▶ **Exercise details**: Copy the data below exactly.
□ □ □ □ □
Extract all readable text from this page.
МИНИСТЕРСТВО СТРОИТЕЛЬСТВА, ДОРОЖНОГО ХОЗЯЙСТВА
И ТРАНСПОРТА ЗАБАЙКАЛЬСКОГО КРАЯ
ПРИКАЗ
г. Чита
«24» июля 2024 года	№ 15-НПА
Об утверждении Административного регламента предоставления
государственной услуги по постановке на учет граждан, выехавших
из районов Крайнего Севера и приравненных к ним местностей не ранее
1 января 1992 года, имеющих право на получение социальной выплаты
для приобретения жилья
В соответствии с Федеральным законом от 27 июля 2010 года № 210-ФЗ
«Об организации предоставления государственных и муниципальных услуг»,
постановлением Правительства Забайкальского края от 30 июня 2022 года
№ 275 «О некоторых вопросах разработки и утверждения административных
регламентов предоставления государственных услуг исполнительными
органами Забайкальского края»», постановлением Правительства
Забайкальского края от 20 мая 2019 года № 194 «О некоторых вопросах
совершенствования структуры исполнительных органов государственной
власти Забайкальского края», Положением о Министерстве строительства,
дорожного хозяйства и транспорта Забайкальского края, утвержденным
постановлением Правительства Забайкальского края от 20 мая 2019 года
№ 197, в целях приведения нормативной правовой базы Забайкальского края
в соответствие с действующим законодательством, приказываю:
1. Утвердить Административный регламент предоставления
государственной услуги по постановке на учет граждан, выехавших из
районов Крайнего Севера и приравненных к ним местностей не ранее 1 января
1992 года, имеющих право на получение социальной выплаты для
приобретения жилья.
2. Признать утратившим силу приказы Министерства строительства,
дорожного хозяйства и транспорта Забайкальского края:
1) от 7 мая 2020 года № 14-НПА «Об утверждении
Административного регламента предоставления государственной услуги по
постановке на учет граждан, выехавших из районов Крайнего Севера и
□ □ □ □ □
▶ **Worked answer**:
Extract all readable text from this page.
МИНИСТЕРСТВО СТРОИТЕЛЬСТВА, ДОРОЖНОГО ХОЗЯЙСТВА
И ТРАНСПОРТА ЗАБАЙКАЛЬСКОГО КРАЯ
ПРИКАЗ
г. Чита
«24» июля 2024 года	№ 15-НПА
Об утверждении Административного регламента предоставления
государственной услуги по постановке на учет граждан, выехавших
из районов Крайнего Севера и приравненных к ним местностей не ранее
1 января 1992 года, имеющих право на получение социальной выплаты
для приобретения жилья
В соответствии с Федеральным законом от 27 июля 2010 года № 210-ФЗ
«Об организации предоставления государственных и муниципальных услуг»,
постановлением Правительства Забайкальского края от 30 июня 2022 года
№ 275 «О некоторых вопросах разработки и утверждения административных
регламентов предоставления государственных услуг исполнительными
органами Забайкальского края»», постановлением Правительства
Забайкальского края от 20 мая 2019 года № 194 «О некоторых вопросах
совершенствования структуры исполнительных органов государственной
власти Забайкальского края», Положением о Министерстве строительства,
дорожного хозяйства и транспорта Забайкальского края, утвержденным
постановлением Правительства Забайкальского края от 20 мая 2019 года
№ 197, в целях приведения нормативной правовой базы Забайкальского края
в соответствие с действующим законодательством, приказываю:
1. Утвердить Административный регламент предоставления
государственной услуги по постановке на учет граждан, выехавших из
районов Крайнего Севера и приравненных к ним местностей не ранее 1 января
1992 года, имеющих право на получение социальной выплаты для
приобретения жилья.
2. Признать утратившим силу приказы Министерства строительства,
дорожного хозяйства и транспорта Забайкальского края:
1) от 7 мая 2020 года № 14-НПА «Об утверждении
Административного регламента предоставления государственной услуги по
постановке на учет граждан, выехавших из районов Крайнего Севера и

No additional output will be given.